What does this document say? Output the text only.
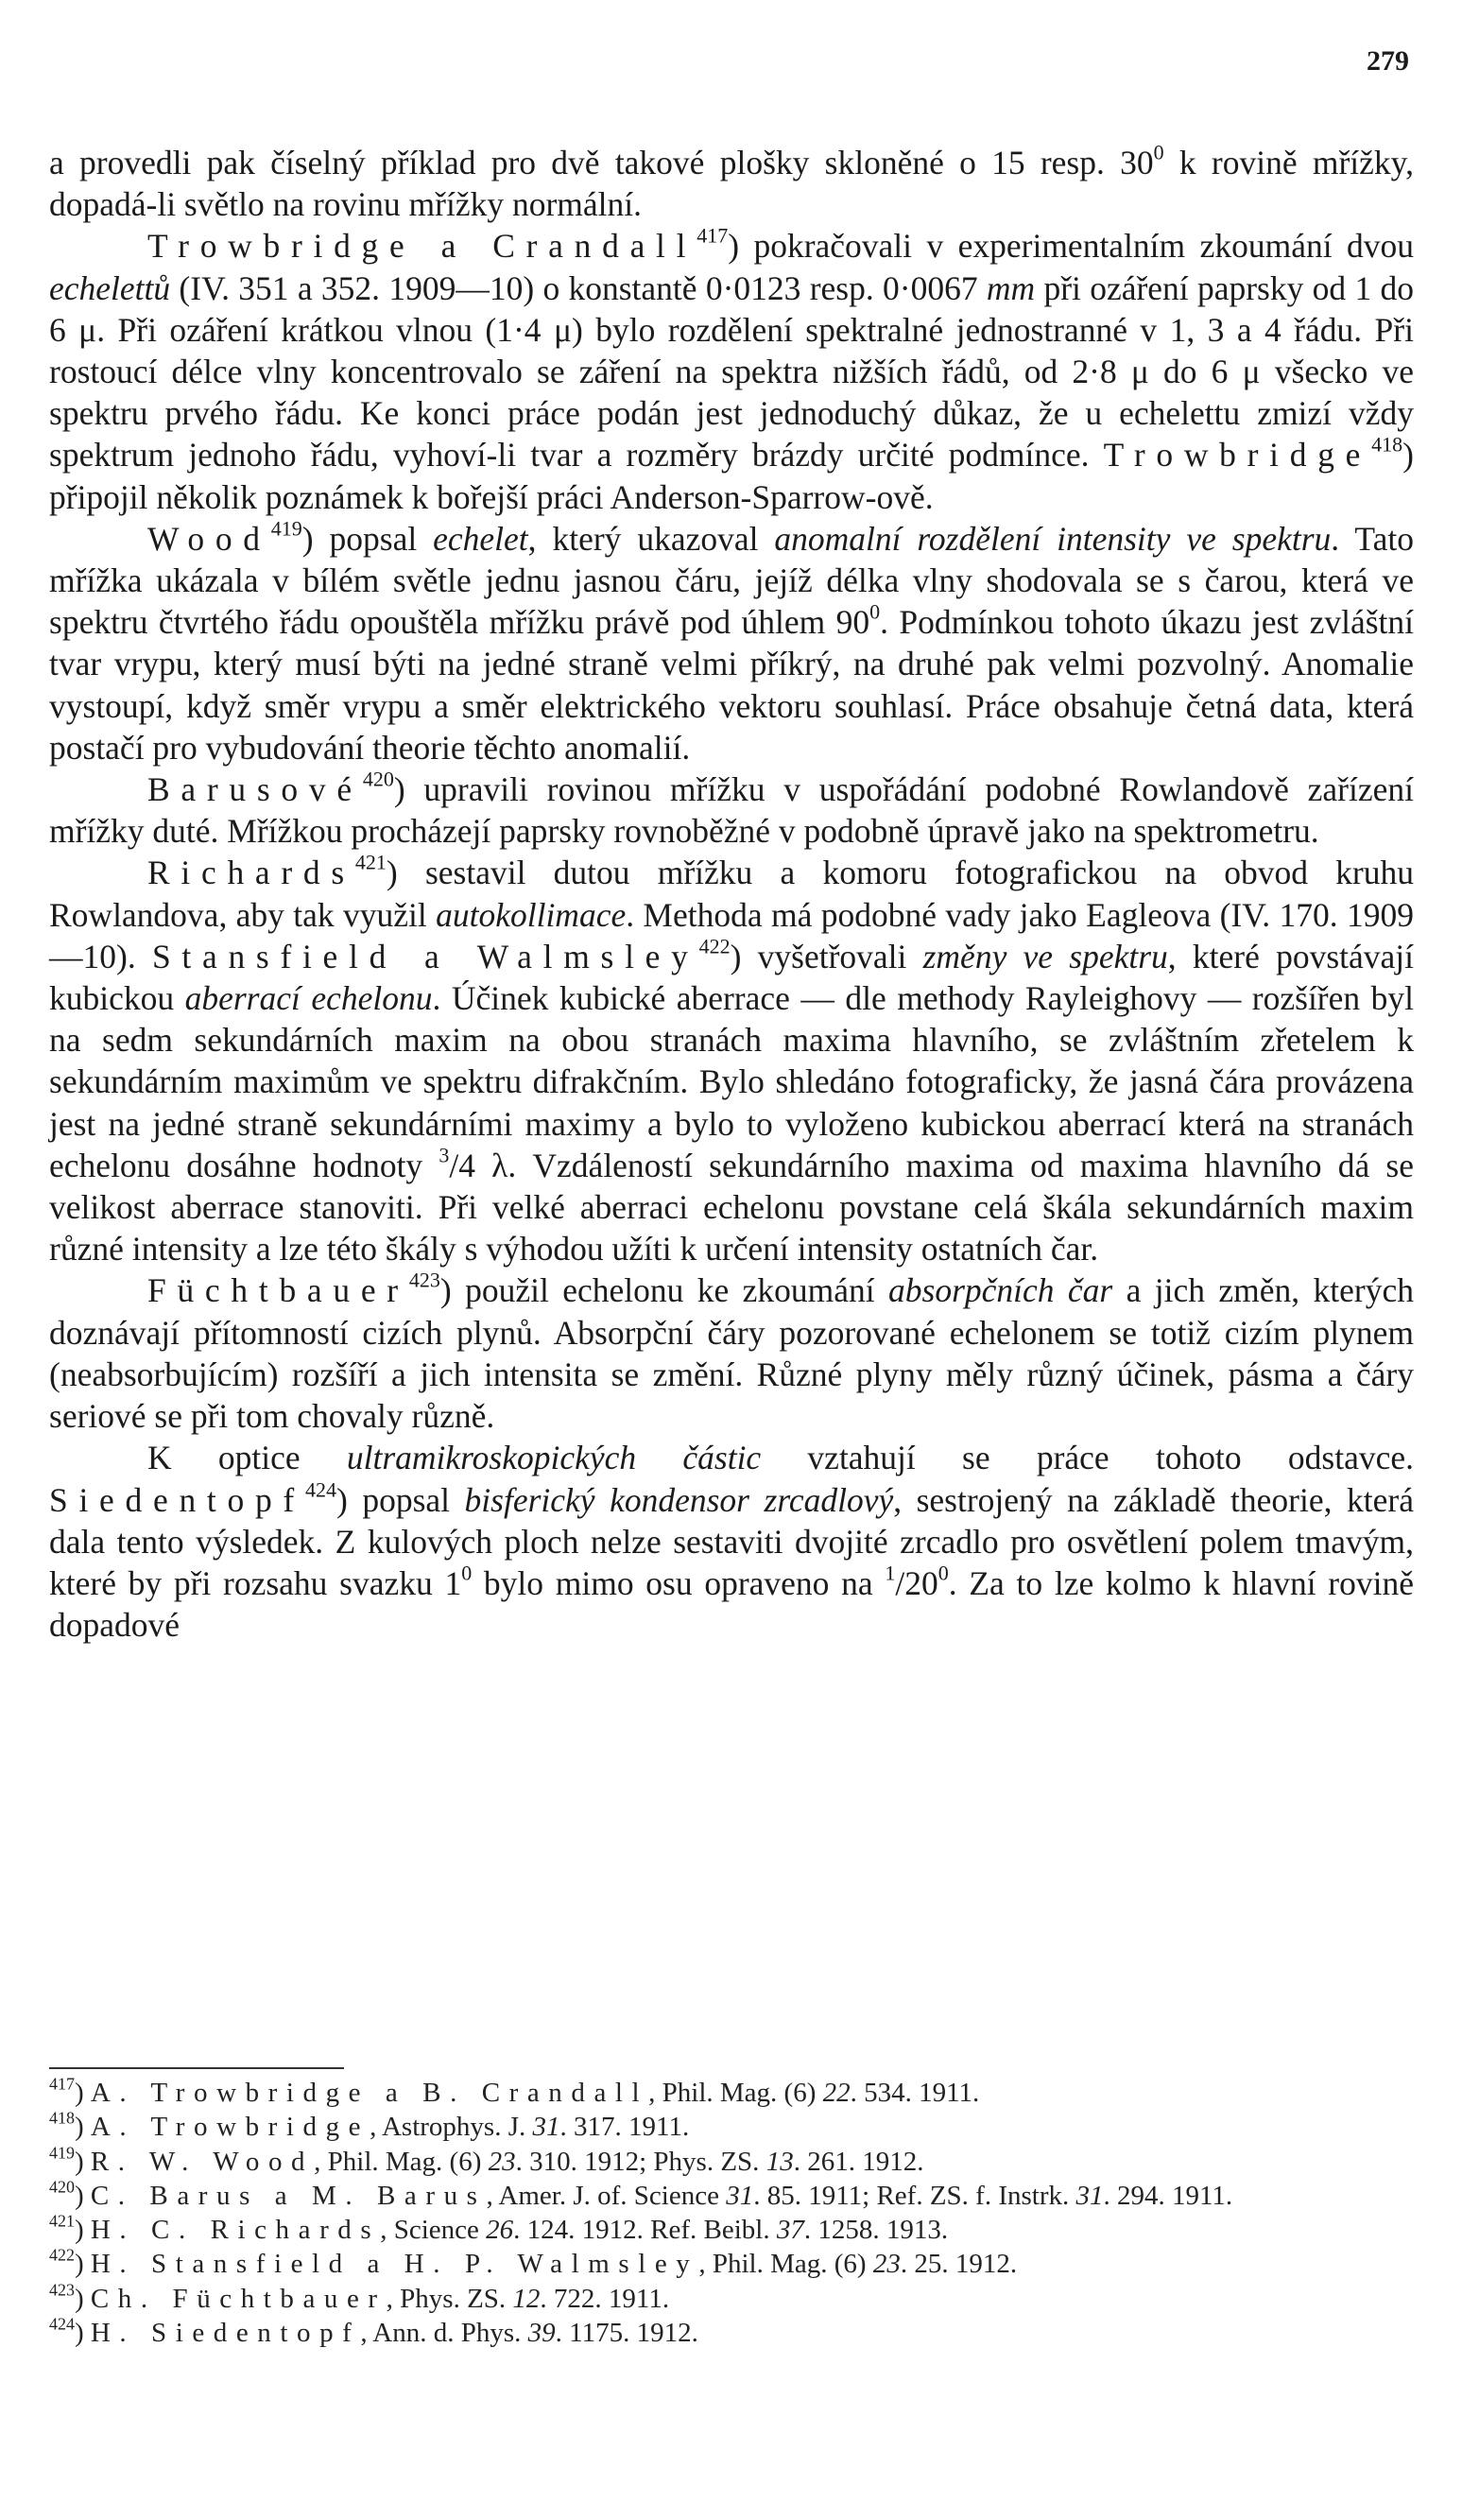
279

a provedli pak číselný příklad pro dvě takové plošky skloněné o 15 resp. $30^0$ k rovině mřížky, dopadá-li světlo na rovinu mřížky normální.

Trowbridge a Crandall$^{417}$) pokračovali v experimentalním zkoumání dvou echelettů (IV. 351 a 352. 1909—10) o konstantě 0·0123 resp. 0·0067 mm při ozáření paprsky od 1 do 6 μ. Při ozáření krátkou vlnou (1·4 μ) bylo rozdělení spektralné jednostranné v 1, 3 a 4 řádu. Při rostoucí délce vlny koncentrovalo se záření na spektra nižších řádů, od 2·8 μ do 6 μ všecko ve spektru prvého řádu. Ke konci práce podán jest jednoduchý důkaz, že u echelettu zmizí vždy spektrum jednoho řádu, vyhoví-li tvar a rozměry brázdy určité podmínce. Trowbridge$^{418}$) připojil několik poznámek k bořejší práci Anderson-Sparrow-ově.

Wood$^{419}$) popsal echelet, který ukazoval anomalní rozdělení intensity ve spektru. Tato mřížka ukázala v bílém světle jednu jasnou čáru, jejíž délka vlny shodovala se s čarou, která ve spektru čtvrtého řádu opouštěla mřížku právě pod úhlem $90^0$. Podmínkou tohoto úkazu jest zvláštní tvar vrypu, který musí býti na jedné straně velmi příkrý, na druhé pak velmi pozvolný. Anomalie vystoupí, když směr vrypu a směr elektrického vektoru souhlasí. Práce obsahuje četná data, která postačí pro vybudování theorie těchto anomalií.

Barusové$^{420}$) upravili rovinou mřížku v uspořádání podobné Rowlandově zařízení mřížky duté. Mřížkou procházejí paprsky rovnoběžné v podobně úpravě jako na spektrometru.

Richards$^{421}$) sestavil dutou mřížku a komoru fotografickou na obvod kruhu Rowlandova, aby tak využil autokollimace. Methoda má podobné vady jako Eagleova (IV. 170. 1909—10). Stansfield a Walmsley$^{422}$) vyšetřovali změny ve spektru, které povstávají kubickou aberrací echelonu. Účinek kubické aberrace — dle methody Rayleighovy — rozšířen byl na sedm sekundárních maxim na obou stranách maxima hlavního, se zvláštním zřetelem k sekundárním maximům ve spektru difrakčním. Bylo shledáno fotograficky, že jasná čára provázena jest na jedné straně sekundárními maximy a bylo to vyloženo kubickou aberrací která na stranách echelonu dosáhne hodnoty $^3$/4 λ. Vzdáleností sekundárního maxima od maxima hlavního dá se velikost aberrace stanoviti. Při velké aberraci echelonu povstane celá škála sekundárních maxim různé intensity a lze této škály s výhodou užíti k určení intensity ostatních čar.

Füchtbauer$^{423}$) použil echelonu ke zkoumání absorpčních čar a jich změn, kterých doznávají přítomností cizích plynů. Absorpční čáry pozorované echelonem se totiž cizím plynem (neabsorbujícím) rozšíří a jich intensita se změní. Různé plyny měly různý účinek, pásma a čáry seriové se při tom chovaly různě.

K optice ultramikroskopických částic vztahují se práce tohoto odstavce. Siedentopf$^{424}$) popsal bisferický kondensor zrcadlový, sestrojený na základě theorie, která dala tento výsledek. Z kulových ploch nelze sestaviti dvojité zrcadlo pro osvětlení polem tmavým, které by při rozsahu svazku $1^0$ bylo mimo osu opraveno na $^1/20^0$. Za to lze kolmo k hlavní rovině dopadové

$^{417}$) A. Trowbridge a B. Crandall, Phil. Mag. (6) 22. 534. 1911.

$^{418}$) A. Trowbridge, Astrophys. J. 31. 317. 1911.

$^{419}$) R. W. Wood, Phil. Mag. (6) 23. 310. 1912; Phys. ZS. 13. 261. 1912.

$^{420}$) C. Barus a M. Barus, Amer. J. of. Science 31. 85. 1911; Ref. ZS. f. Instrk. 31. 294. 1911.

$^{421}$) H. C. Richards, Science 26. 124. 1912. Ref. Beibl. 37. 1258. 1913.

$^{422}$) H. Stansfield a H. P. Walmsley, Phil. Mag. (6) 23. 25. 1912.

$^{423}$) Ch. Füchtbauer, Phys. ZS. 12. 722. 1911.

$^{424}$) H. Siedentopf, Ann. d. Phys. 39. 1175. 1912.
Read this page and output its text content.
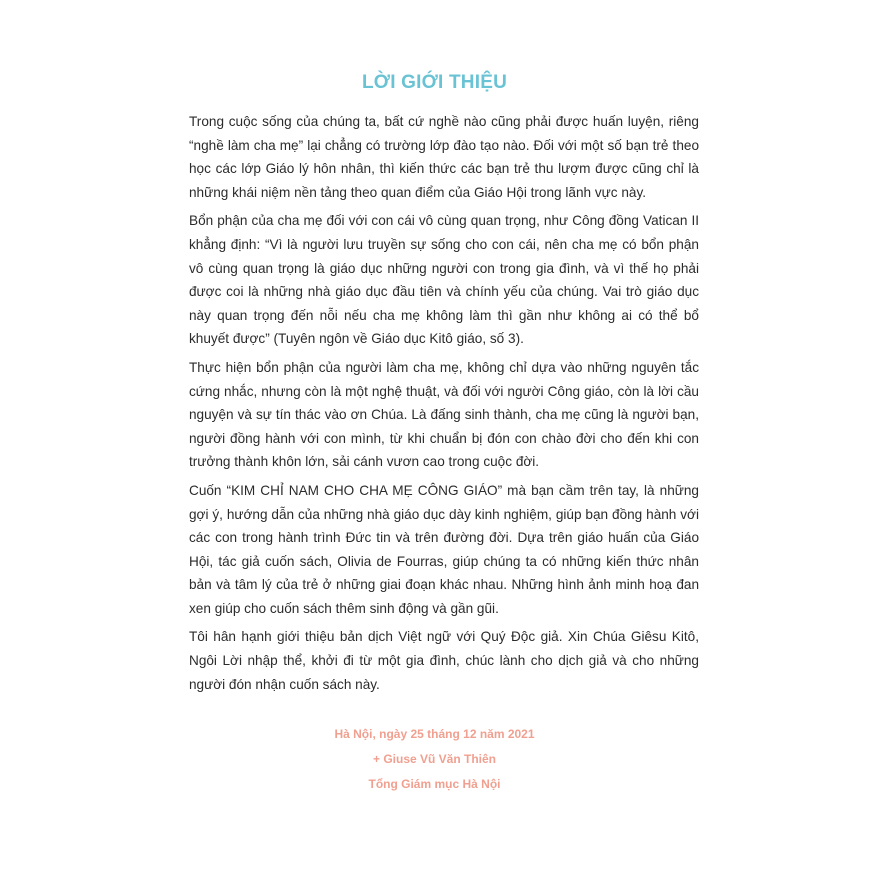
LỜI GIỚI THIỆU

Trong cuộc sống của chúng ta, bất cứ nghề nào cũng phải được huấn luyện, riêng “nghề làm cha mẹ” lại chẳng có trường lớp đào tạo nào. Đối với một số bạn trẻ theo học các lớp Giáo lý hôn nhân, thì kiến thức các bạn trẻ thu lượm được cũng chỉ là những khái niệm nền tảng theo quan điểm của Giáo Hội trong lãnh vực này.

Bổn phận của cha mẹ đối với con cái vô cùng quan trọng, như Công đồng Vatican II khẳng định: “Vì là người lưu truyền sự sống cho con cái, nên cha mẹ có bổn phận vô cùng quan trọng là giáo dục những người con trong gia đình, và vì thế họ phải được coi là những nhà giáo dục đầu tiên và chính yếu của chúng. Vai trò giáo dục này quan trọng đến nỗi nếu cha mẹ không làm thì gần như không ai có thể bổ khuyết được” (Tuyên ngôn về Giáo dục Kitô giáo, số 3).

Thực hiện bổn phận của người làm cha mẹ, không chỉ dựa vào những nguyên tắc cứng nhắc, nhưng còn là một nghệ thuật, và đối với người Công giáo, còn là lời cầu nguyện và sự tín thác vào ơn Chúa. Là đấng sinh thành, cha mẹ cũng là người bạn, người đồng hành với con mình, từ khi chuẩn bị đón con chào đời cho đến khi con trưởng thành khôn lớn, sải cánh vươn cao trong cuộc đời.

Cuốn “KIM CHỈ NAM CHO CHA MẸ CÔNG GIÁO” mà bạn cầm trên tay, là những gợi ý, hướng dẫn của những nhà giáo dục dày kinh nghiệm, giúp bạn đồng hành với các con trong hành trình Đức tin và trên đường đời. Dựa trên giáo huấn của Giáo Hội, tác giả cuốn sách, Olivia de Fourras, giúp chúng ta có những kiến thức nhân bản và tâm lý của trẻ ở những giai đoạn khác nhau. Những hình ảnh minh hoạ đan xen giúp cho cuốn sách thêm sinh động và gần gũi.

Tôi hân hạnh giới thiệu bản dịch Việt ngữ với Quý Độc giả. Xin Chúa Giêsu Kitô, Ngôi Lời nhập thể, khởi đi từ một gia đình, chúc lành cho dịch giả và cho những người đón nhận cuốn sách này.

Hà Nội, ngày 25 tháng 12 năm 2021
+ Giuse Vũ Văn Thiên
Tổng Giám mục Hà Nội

Work to do:
Reproduce the whole listing word for word, setting aside any pictures.

Solution to the exercise:
What does this document say? Output the text only.
279

a provedli pak číselný příklad pro dvě takové plošky skloněné o 15 resp. $30^0$ k rovině mřížky, dopadá-li světlo na rovinu mřížky normální.

Trowbridge a Crandall$^{417}$) pokračovali v experimentalním zkoumání dvou echelettů (IV. 351 a 352. 1909—10) o konstantě 0·0123 resp. 0·0067 mm při ozáření paprsky od 1 do 6 μ. Při ozáření krátkou vlnou (1·4 μ) bylo rozdělení spektralné jednostranné v 1, 3 a 4 řádu. Při rostoucí délce vlny koncentrovalo se záření na spektra nižších řádů, od 2·8 μ do 6 μ všecko ve spektru prvého řádu. Ke konci práce podán jest jednoduchý důkaz, že u echelettu zmizí vždy spektrum jednoho řádu, vyhoví-li tvar a rozměry brázdy určité podmínce. Trowbridge$^{418}$) připojil několik poznámek k bořejší práci Anderson-Sparrow-ově.

Wood$^{419}$) popsal echelet, který ukazoval anomalní rozdělení intensity ve spektru. Tato mřížka ukázala v bílém světle jednu jasnou čáru, jejíž délka vlny shodovala se s čarou, která ve spektru čtvrtého řádu opouštěla mřížku právě pod úhlem $90^0$. Podmínkou tohoto úkazu jest zvláštní tvar vrypu, který musí býti na jedné straně velmi příkrý, na druhé pak velmi pozvolný. Anomalie vystoupí, když směr vrypu a směr elektrického vektoru souhlasí. Práce obsahuje četná data, která postačí pro vybudování theorie těchto anomalií.

Barusové$^{420}$) upravili rovinou mřížku v uspořádání podobné Rowlandově zařízení mřížky duté. Mřížkou procházejí paprsky rovnoběžné v podobně úpravě jako na spektrometru.

Richards$^{421}$) sestavil dutou mřížku a komoru fotografickou na obvod kruhu Rowlandova, aby tak využil autokollimace. Methoda má podobné vady jako Eagleova (IV. 170. 1909—10). Stansfield a Walmsley$^{422}$) vyšetřovali změny ve spektru, které povstávají kubickou aberrací echelonu. Účinek kubické aberrace — dle methody Rayleighovy — rozšířen byl na sedm sekundárních maxim na obou stranách maxima hlavního, se zvláštním zřetelem k sekundárním maximům ve spektru difrakčním. Bylo shledáno fotograficky, že jasná čára provázena jest na jedné straně sekundárními maximy a bylo to vyloženo kubickou aberrací která na stranách echelonu dosáhne hodnoty $^3$/4 λ. Vzdáleností sekundárního maxima od maxima hlavního dá se velikost aberrace stanoviti. Při velké aberraci echelonu povstane celá škála sekundárních maxim různé intensity a lze této škály s výhodou užíti k určení intensity ostatních čar.

Füchtbauer$^{423}$) použil echelonu ke zkoumání absorpčních čar a jich změn, kterých doznávají přítomností cizích plynů. Absorpční čáry pozorované echelonem se totiž cizím plynem (neabsorbujícím) rozšíří a jich intensita se změní. Různé plyny měly různý účinek, pásma a čáry seriové se při tom chovaly různě.

K optice ultramikroskopických částic vztahují se práce tohoto odstavce. Siedentopf$^{424}$) popsal bisferický kondensor zrcadlový, sestrojený na základě theorie, která dala tento výsledek. Z kulových ploch nelze sestaviti dvojité zrcadlo pro osvětlení polem tmavým, které by při rozsahu svazku $1^0$ bylo mimo osu opraveno na $^1/20^0$. Za to lze kolmo k hlavní rovině dopadové

$^{417}$) A. Trowbridge a B. Crandall, Phil. Mag. (6) 22. 534. 1911.

$^{418}$) A. Trowbridge, Astrophys. J. 31. 317. 1911.

$^{419}$) R. W. Wood, Phil. Mag. (6) 23. 310. 1912; Phys. ZS. 13. 261. 1912.

$^{420}$) C. Barus a M. Barus, Amer. J. of. Science 31. 85. 1911; Ref. ZS. f. Instrk. 31. 294. 1911.

$^{421}$) H. C. Richards, Science 26. 124. 1912. Ref. Beibl. 37. 1258. 1913.

$^{422}$) H. Stansfield a H. P. Walmsley, Phil. Mag. (6) 23. 25. 1912.

$^{423}$) Ch. Füchtbauer, Phys. ZS. 12. 722. 1911.

$^{424}$) H. Siedentopf, Ann. d. Phys. 39. 1175. 1912.
Read this page and output its text content.
LỜI GIỚI THIỆU

Trong cuộc sống của chúng ta, bất cứ nghề nào cũng phải được huấn luyện, riêng “nghề làm cha mẹ” lại chẳng có trường lớp đào tạo nào. Đối với một số bạn trẻ theo học các lớp Giáo lý hôn nhân, thì kiến thức các bạn trẻ thu lượm được cũng chỉ là những khái niệm nền tảng theo quan điểm của Giáo Hội trong lãnh vực này.

Bổn phận của cha mẹ đối với con cái vô cùng quan trọng, như Công đồng Vatican II khẳng định: “Vì là người lưu truyền sự sống cho con cái, nên cha mẹ có bổn phận vô cùng quan trọng là giáo dục những người con trong gia đình, và vì thế họ phải được coi là những nhà giáo dục đầu tiên và chính yếu của chúng. Vai trò giáo dục này quan trọng đến nỗi nếu cha mẹ không làm thì gần như không ai có thể bổ khuyết được” (Tuyên ngôn về Giáo dục Kitô giáo, số 3).

Thực hiện bổn phận của người làm cha mẹ, không chỉ dựa vào những nguyên tắc cứng nhắc, nhưng còn là một nghệ thuật, và đối với người Công giáo, còn là lời cầu nguyện và sự tín thác vào ơn Chúa. Là đấng sinh thành, cha mẹ cũng là người bạn, người đồng hành với con mình, từ khi chuẩn bị đón con chào đời cho đến khi con trưởng thành khôn lớn, sải cánh vươn cao trong cuộc đời.

Cuốn “KIM CHỈ NAM CHO CHA MẸ CÔNG GIÁO” mà bạn cầm trên tay, là những gợi ý, hướng dẫn của những nhà giáo dục dày kinh nghiệm, giúp bạn đồng hành với các con trong hành trình Đức tin và trên đường đời. Dựa trên giáo huấn của Giáo Hội, tác giả cuốn sách, Olivia de Fourras, giúp chúng ta có những kiến thức nhân bản và tâm lý của trẻ ở những giai đoạn khác nhau. Những hình ảnh minh hoạ đan xen giúp cho cuốn sách thêm sinh động và gần gũi.

Tôi hân hạnh giới thiệu bản dịch Việt ngữ với Quý Độc giả. Xin Chúa Giêsu Kitô, Ngôi Lời nhập thể, khởi đi từ một gia đình, chúc lành cho dịch giả và cho những người đón nhận cuốn sách này.

Hà Nội, ngày 25 tháng 12 năm 2021
+ Giuse Vũ Văn Thiên
Tổng Giám mục Hà Nội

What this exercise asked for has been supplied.